Can you print the data exactly and leave out each image?

* Begin Information supplied *

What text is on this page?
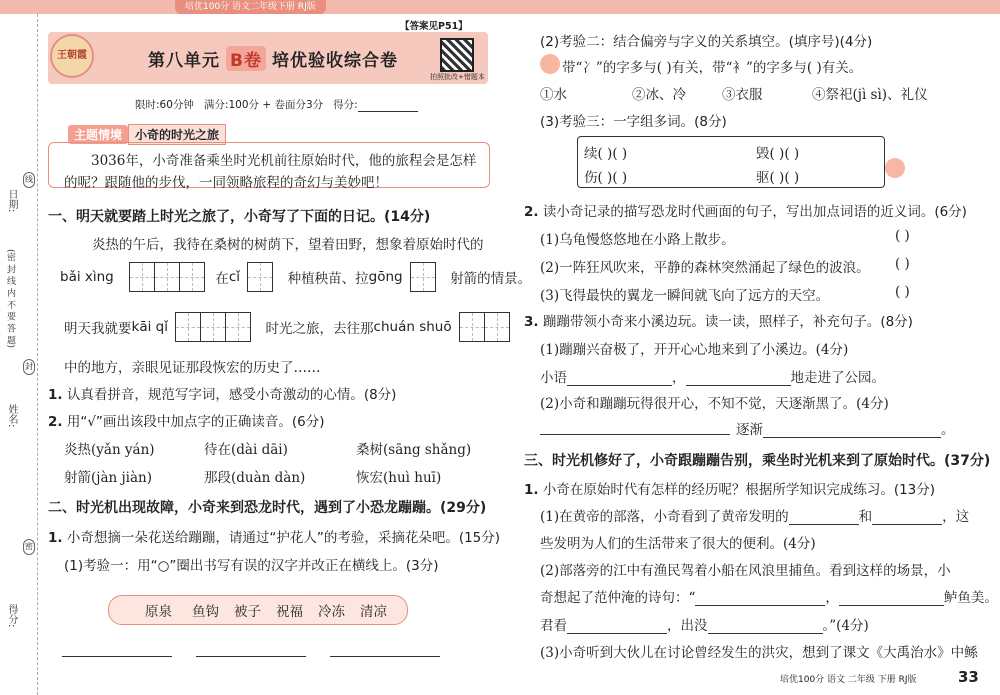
培优100分 语文二年级下册 RJ版
【答案见P51】
日期:
(密 封 线 内 不 要 答 题)
姓名:
得分:
线
封
密
第八单元 B卷 培优验收综合卷
王朝霞
拍照批改+错题本
限时:60分钟 满分:100分 + 卷面分3分 得分:
主题情境 小奇的时光之旅
3036年，小奇准备乘坐时光机前往原始时代，他的旅程会是怎样的呢？跟随他的步伐，一同领略旅程的奇幻与美妙吧！
一、明天就要踏上时光之旅了，小奇写了下面的日记。(14分)
炎热的午后，我待在桑树的树荫下，望着田野，想象着原始时代的
bǎi xìng	在cǐ	种植秧苗、拉gōng	射箭的情景。
明天我就要kāi qǐ	时光之旅，去往那chuán shuō
中的地方，亲眼见证那段恢宏的历史了……
1. 认真看拼音，规范写字词，感受小奇激动的心情。(8分)
2. 用“√”画出该段中加点字的正确读音。(6分)
炎热(yǎn yán)	待在(dài dāi)	桑树(sāng shǎng)
射箭(jàn jiàn)	那段(duàn dàn)	恢宏(huì huī)
二、时光机出现故障，小奇来到恐龙时代，遇到了小恐龙蹦蹦。(29分)
1. 小奇想摘一朵花送给蹦蹦，请通过“护花人”的考验，采摘花朵吧。(15分)
(1)考验一：用“○”圈出书写有误的汉字并改正在横线上。(3分)
原泉 鱼钩 被子 祝福 冷冻 清凉
(2)考验二：结合偏旁与字义的关系填空。(填序号)(4分)
带“冫”的字多与( )有关，带“衤”的字多与( )有关。
①水	②冰、冷	③衣服	④祭祀(jì sì)、礼仪
(3)考验三：一字组多词。(8分)
续( )( )	毁( )( )
伤( )( )	驱( )( )
2. 读小奇记录的描写恐龙时代画面的句子，写出加点词语的近义词。(6分)
(1)乌龟慢悠悠地在小路上散步。	( )
(2)一阵狂风吹来，平静的森林突然涌起了绿色的波浪。 ( )
(3)飞得最快的翼龙一瞬间就飞向了远方的天空。	( )
3. 蹦蹦带领小奇来小溪边玩。读一读，照样子，补充句子。(8分)
(1)蹦蹦兴奋极了，开开心心地来到了小溪边。(4分)
小语	，	地走进了公园。
(2)小奇和蹦蹦玩得很开心，不知不觉，天逐渐黑了。(4分)
逐渐	。
三、时光机修好了，小奇跟蹦蹦告别，乘坐时光机来到了原始时代。(37分)
1. 小奇在原始时代有怎样的经历呢？根据所学知识完成练习。(13分)
(1)在黄帝的部落，小奇看到了黄帝发明的	和	，这
些发明为人们的生活带来了很大的便利。(4分)
(2)部落旁的江中有渔民驾着小船在风浪里捕鱼。看到这样的场景，小
奇想起了范仲淹的诗句：“	，	鲈鱼美。
君看	，出没	。”(4分)
(3)小奇听到大伙儿在讨论曾经发生的洪灾，想到了课文《大禹治水》中鲧
培优100分 语文 二年级 下册 RJ版	33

* End Information supplied *

### Answer for this exercise
What text is on this page?
培优100分 语文二年级下册 RJ版
【答案见P51】
日期:
(密 封 线 内 不 要 答 题)
姓名:
得分:
线
封
密
第八单元 B卷 培优验收综合卷
王朝霞
拍照批改+错题本
限时:60分钟 满分:100分 + 卷面分3分 得分:
主题情境 小奇的时光之旅
3036年，小奇准备乘坐时光机前往原始时代，他的旅程会是怎样的呢？跟随他的步伐，一同领略旅程的奇幻与美妙吧！
一、明天就要踏上时光之旅了，小奇写了下面的日记。(14分)
炎热的午后，我待在桑树的树荫下，望着田野，想象着原始时代的
bǎi xìng	在cǐ	种植秧苗、拉gōng	射箭的情景。
明天我就要kāi qǐ	时光之旅，去往那chuán shuō
中的地方，亲眼见证那段恢宏的历史了……
1. 认真看拼音，规范写字词，感受小奇激动的心情。(8分)
2. 用“√”画出该段中加点字的正确读音。(6分)
炎热(yǎn yán)	待在(dài dāi)	桑树(sāng shǎng)
射箭(jàn jiàn)	那段(duàn dàn)	恢宏(huì huī)
二、时光机出现故障，小奇来到恐龙时代，遇到了小恐龙蹦蹦。(29分)
1. 小奇想摘一朵花送给蹦蹦，请通过“护花人”的考验，采摘花朵吧。(15分)
(1)考验一：用“○”圈出书写有误的汉字并改正在横线上。(3分)
原泉 鱼钩 被子 祝福 冷冻 清凉
(2)考验二：结合偏旁与字义的关系填空。(填序号)(4分)
带“冫”的字多与( )有关，带“衤”的字多与( )有关。
①水	②冰、冷	③衣服	④祭祀(jì sì)、礼仪
(3)考验三：一字组多词。(8分)
续( )( )	毁( )( )
伤( )( )	驱( )( )
2. 读小奇记录的描写恐龙时代画面的句子，写出加点词语的近义词。(6分)
(1)乌龟慢悠悠地在小路上散步。	( )
(2)一阵狂风吹来，平静的森林突然涌起了绿色的波浪。 ( )
(3)飞得最快的翼龙一瞬间就飞向了远方的天空。	( )
3. 蹦蹦带领小奇来小溪边玩。读一读，照样子，补充句子。(8分)
(1)蹦蹦兴奋极了，开开心心地来到了小溪边。(4分)
小语	，	地走进了公园。
(2)小奇和蹦蹦玩得很开心，不知不觉，天逐渐黑了。(4分)
逐渐	。
三、时光机修好了，小奇跟蹦蹦告别，乘坐时光机来到了原始时代。(37分)
1. 小奇在原始时代有怎样的经历呢？根据所学知识完成练习。(13分)
(1)在黄帝的部落，小奇看到了黄帝发明的	和	，这
些发明为人们的生活带来了很大的便利。(4分)
(2)部落旁的江中有渔民驾着小船在风浪里捕鱼。看到这样的场景，小
奇想起了范仲淹的诗句：“	，	鲈鱼美。
君看	，出没	。”(4分)
(3)小奇听到大伙儿在讨论曾经发生的洪灾，想到了课文《大禹治水》中鲧
培优100分 语文 二年级 下册 RJ版	33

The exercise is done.